- _WHAT YOU ARE ASKED TO DO_:
In the data, extract each line that holds the string "Break".

- _DATASET RECORDS_:
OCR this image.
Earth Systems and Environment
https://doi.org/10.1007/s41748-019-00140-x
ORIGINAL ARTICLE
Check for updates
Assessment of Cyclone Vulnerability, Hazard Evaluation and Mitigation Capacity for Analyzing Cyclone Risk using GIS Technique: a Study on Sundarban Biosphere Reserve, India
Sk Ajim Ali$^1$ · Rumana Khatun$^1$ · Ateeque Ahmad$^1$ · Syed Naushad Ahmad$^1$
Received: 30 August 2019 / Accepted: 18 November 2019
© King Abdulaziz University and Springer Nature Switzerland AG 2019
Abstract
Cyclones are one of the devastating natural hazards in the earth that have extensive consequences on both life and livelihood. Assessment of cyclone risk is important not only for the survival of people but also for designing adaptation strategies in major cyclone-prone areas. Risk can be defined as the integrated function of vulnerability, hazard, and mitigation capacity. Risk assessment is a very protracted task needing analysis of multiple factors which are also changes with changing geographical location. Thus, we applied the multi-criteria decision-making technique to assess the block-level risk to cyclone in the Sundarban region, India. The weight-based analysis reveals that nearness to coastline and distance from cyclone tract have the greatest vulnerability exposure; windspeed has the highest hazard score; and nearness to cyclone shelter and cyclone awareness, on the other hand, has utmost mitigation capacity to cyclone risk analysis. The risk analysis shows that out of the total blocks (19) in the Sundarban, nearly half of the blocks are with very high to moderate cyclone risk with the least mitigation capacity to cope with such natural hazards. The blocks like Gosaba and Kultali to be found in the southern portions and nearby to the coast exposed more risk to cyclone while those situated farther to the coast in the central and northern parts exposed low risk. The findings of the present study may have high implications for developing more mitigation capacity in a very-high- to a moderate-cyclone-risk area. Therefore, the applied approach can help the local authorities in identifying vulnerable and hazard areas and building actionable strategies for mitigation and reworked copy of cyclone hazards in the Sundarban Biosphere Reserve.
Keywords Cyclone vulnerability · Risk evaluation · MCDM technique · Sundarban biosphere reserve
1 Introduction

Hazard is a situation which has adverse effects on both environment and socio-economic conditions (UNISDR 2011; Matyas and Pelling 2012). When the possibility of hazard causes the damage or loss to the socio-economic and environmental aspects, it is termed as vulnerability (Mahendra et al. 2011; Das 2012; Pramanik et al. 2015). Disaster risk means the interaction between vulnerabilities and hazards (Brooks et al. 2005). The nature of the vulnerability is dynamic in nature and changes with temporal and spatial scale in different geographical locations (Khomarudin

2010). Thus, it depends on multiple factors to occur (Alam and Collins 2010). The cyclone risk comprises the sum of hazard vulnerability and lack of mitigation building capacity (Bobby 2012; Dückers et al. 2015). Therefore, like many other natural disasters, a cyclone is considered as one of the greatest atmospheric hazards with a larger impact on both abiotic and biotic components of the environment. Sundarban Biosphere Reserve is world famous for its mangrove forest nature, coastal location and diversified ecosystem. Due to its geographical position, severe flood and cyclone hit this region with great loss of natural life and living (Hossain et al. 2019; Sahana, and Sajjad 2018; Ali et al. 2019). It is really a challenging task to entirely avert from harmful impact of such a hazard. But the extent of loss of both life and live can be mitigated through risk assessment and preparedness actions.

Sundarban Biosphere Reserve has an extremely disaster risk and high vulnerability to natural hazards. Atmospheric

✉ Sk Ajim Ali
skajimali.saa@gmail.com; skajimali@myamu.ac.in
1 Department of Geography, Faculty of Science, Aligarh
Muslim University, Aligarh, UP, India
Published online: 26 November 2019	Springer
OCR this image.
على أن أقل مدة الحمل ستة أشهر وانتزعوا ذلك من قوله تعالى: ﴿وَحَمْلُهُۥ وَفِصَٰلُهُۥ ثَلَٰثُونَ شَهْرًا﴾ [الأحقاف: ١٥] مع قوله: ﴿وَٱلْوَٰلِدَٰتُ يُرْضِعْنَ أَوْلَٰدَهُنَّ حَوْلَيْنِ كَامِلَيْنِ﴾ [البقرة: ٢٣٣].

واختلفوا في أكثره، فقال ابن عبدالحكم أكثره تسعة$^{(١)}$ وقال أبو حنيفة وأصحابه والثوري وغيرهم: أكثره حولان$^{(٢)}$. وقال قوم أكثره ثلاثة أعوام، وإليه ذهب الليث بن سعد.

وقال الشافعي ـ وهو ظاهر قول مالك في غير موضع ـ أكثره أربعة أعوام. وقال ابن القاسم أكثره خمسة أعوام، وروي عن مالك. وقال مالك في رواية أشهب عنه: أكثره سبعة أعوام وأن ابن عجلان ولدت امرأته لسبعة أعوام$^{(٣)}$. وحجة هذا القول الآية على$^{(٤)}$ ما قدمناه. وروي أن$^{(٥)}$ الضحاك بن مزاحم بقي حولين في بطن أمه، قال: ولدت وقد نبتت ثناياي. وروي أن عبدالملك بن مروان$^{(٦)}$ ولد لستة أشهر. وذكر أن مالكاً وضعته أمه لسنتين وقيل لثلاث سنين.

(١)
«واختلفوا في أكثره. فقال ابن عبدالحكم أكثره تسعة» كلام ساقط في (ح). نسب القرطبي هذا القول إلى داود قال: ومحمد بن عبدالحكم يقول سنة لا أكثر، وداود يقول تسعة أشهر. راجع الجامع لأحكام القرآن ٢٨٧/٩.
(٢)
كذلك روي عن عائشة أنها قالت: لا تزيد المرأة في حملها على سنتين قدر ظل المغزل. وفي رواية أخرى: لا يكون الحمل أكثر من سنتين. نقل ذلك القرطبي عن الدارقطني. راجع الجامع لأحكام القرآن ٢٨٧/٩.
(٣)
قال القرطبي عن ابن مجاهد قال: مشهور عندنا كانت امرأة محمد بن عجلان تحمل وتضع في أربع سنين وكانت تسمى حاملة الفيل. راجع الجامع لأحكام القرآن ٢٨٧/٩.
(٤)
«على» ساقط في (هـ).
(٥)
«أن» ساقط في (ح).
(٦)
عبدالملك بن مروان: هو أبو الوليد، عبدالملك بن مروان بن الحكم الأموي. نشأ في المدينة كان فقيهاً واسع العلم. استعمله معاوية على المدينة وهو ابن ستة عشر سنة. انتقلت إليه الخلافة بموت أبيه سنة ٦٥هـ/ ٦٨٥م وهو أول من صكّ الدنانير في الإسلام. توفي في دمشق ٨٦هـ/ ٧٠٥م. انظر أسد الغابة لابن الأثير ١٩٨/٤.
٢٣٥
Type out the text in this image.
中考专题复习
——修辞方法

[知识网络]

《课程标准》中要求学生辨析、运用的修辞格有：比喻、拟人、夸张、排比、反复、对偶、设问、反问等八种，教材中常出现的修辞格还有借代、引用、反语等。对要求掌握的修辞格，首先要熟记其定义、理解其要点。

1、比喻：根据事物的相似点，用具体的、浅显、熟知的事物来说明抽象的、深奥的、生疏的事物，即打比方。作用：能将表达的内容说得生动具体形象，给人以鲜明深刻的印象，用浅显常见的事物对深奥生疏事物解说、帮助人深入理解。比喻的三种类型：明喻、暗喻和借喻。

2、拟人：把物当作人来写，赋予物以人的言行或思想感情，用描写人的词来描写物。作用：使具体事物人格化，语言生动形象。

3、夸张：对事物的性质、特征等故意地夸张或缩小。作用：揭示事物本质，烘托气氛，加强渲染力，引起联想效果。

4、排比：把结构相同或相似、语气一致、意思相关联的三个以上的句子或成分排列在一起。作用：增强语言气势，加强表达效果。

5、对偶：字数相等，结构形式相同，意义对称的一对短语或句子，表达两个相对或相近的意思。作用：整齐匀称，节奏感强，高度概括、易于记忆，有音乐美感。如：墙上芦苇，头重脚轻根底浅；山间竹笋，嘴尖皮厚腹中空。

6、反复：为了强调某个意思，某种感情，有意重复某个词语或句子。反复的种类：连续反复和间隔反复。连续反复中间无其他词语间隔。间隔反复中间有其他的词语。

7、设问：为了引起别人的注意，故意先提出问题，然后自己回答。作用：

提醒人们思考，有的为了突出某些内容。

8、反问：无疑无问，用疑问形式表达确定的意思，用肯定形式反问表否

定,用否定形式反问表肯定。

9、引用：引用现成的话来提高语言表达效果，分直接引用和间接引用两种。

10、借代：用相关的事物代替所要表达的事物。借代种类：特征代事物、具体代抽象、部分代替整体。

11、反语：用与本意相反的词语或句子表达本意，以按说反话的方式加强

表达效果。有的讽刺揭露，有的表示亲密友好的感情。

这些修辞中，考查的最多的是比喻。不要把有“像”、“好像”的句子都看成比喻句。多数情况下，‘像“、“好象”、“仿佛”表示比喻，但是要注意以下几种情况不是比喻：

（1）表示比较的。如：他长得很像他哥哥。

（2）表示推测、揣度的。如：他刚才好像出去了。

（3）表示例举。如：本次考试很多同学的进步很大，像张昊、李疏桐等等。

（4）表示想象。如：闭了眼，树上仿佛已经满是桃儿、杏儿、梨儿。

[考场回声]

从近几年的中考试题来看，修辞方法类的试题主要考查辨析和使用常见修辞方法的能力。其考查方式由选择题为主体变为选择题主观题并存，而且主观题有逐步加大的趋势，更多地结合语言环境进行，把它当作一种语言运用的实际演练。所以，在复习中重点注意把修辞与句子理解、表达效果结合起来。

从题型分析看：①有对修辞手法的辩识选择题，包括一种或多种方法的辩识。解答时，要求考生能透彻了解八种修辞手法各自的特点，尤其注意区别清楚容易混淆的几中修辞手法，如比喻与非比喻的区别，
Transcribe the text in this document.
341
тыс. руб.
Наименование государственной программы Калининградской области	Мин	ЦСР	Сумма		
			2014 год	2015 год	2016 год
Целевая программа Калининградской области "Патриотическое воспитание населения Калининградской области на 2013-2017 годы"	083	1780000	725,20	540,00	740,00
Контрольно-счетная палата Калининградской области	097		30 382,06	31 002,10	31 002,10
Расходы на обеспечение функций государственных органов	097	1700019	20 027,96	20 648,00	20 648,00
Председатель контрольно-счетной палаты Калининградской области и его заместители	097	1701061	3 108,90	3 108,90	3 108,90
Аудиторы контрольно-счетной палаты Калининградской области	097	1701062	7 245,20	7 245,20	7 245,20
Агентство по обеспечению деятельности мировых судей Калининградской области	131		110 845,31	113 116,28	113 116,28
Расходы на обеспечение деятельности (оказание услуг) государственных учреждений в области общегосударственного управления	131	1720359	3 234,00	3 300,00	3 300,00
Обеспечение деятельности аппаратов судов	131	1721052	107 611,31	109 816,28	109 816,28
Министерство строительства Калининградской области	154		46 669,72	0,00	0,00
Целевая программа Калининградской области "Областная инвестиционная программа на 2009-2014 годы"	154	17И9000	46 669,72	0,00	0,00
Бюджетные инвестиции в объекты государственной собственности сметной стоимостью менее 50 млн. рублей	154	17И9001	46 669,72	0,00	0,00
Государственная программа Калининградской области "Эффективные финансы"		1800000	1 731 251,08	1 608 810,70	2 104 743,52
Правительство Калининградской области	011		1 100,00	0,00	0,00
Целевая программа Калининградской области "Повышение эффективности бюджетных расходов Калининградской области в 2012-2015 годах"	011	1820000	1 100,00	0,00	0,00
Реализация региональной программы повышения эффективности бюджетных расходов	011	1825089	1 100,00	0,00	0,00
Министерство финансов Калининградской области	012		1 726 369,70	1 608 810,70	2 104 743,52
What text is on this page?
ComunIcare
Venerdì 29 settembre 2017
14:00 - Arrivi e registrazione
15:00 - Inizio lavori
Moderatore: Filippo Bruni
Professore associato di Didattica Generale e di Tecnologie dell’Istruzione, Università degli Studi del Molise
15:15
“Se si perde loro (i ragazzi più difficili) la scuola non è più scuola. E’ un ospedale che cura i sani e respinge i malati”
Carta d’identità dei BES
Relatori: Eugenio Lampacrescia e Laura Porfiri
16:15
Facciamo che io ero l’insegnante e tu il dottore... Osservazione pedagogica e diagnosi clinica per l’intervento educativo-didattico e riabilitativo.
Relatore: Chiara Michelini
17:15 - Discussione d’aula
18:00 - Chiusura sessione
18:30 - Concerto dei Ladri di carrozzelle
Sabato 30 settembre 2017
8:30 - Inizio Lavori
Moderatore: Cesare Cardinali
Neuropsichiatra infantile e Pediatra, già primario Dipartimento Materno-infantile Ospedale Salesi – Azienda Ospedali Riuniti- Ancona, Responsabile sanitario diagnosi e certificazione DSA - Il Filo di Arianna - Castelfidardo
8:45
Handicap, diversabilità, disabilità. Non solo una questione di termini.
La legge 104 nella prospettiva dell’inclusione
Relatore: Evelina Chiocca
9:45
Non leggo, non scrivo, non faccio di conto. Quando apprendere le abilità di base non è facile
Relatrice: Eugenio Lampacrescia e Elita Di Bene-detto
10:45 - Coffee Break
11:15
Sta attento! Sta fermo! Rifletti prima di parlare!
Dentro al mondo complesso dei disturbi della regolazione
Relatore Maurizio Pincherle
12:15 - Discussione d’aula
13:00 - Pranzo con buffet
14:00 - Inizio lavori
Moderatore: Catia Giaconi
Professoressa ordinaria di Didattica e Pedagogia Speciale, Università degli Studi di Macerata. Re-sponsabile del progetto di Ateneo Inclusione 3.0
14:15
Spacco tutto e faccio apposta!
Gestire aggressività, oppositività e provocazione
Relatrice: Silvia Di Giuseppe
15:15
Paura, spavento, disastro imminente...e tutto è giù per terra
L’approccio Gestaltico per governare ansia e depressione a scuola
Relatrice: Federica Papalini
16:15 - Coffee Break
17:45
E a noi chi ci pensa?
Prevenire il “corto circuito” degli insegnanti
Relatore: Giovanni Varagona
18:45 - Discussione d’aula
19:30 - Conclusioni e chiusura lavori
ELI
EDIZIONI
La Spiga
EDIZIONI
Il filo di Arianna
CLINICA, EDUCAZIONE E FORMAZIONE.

- _RESPONSE TO THIS EXERCISE_:
10:45 - Coffee Break
16:15 - Coffee Break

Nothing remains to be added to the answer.